> _Stated problem_
Each record needs to be echoed exactly; can you do that?
++++ Data provided
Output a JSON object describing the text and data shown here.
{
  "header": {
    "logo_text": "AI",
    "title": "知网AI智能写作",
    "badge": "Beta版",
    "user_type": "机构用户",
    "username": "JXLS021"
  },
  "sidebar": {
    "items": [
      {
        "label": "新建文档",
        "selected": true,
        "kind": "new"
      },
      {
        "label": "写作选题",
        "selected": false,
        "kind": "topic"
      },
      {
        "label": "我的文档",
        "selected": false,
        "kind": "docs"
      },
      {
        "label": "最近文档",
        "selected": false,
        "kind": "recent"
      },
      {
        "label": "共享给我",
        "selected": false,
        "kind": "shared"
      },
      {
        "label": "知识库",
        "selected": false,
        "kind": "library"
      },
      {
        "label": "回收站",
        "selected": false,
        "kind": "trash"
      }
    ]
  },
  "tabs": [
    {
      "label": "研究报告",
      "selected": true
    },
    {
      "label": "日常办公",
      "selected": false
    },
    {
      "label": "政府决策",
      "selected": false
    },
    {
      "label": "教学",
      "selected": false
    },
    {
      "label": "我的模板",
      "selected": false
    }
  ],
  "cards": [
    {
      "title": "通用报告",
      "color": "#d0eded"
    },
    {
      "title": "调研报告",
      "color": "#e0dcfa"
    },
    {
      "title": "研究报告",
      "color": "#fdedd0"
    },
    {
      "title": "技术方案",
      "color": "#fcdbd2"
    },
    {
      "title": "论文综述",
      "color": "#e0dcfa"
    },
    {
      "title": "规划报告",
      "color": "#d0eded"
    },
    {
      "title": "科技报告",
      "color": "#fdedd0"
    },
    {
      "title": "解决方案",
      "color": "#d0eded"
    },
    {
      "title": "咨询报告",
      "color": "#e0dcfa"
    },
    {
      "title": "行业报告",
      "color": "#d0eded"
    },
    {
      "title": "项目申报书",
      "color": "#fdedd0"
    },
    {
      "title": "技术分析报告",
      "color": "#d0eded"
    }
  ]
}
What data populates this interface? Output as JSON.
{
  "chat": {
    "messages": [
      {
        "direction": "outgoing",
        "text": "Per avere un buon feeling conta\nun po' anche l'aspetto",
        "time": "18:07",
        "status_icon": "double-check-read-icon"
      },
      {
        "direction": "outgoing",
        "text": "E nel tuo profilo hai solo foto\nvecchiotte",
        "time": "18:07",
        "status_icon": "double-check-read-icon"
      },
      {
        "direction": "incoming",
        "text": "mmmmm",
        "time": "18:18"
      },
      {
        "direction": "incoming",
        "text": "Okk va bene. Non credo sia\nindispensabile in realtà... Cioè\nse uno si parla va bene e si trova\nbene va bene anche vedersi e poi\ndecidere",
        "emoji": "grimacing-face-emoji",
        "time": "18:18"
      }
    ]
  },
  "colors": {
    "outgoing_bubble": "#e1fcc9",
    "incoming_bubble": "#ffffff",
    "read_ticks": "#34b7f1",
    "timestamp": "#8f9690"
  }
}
++++++++
> _Task answer_
Output a JSON object describing the text and data shown here.
{
  "header": {
    "logo_text": "AI",
    "title": "知网AI智能写作",
    "badge": "Beta版",
    "user_type": "机构用户",
    "username": "JXLS021"
  },
  "sidebar": {
    "items": [
      {
        "label": "新建文档",
        "selected": true,
        "kind": "new"
      },
      {
        "label": "写作选题",
        "selected": false,
        "kind": "topic"
      },
      {
        "label": "我的文档",
        "selected": false,
        "kind": "docs"
      },
      {
        "label": "最近文档",
        "selected": false,
        "kind": "recent"
      },
      {
        "label": "共享给我",
        "selected": false,
        "kind": "shared"
      },
      {
        "label": "知识库",
        "selected": false,
        "kind": "library"
      },
      {
        "label": "回收站",
        "selected": false,
        "kind": "trash"
      }
    ]
  },
  "tabs": [
    {
      "label": "研究报告",
      "selected": true
    },
    {
      "label": "日常办公",
      "selected": false
    },
    {
      "label": "政府决策",
      "selected": false
    },
    {
      "label": "教学",
      "selected": false
    },
    {
      "label": "我的模板",
      "selected": false
    }
  ],
  "cards": [
    {
      "title": "通用报告",
      "color": "#d0eded"
    },
    {
      "title": "调研报告",
      "color": "#e0dcfa"
    },
    {
      "title": "研究报告",
      "color": "#fdedd0"
    },
    {
      "title": "技术方案",
      "color": "#fcdbd2"
    },
    {
      "title": "论文综述",
      "color": "#e0dcfa"
    },
    {
      "title": "规划报告",
      "color": "#d0eded"
    },
    {
      "title": "科技报告",
      "color": "#fdedd0"
    },
    {
      "title": "解决方案",
      "color": "#d0eded"
    },
    {
      "title": "咨询报告",
      "color": "#e0dcfa"
    },
    {
      "title": "行业报告",
      "color": "#d0eded"
    },
    {
      "title": "项目申报书",
      "color": "#fdedd0"
    },
    {
      "title": "技术分析报告",
      "color": "#d0eded"
    }
  ]
}
What data populates this interface? Output as JSON.
{
  "chat": {
    "messages": [
      {
        "direction": "outgoing",
        "text": "Per avere un buon feeling conta\nun po' anche l'aspetto",
        "time": "18:07",
        "status_icon": "double-check-read-icon"
      },
      {
        "direction": "outgoing",
        "text": "E nel tuo profilo hai solo foto\nvecchiotte",
        "time": "18:07",
        "status_icon": "double-check-read-icon"
      },
      {
        "direction": "incoming",
        "text": "mmmmm",
        "time": "18:18"
      },
      {
        "direction": "incoming",
        "text": "Okk va bene. Non credo sia\nindispensabile in realtà... Cioè\nse uno si parla va bene e si trova\nbene va bene anche vedersi e poi\ndecidere",
        "emoji": "grimacing-face-emoji",
        "time": "18:18"
      }
    ]
  },
  "colors": {
    "outgoing_bubble": "#e1fcc9",
    "incoming_bubble": "#ffffff",
    "read_ticks": "#34b7f1",
    "timestamp": "#8f9690"
  }
}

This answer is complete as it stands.